[Task] Examine the entries below, count the lines holding the string "kind", and respond with the number only.

[Information shown]

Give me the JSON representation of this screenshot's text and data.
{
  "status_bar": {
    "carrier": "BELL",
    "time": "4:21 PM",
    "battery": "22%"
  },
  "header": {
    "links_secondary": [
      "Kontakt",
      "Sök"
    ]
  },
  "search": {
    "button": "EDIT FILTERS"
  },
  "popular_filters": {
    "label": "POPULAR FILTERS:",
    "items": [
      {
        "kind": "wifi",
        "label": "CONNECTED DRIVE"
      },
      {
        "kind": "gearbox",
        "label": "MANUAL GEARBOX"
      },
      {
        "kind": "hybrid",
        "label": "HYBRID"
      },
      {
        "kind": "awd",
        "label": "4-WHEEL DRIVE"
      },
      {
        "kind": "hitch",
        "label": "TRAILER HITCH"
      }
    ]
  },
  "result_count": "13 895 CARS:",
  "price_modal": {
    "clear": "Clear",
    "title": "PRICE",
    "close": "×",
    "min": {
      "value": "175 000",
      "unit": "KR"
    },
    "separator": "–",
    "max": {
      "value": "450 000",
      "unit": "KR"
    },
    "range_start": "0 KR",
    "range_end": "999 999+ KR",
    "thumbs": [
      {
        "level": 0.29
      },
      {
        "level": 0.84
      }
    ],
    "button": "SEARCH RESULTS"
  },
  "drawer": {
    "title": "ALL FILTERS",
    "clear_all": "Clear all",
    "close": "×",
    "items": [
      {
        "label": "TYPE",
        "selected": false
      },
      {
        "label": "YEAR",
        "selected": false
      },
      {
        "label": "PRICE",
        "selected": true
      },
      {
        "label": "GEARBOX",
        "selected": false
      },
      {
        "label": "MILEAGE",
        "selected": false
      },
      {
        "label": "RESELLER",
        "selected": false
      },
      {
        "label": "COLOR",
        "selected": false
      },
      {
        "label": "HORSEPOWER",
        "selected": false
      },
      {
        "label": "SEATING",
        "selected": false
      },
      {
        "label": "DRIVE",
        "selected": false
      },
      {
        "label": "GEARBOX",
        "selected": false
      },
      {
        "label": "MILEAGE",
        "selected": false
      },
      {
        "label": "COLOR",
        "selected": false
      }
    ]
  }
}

[Result] 5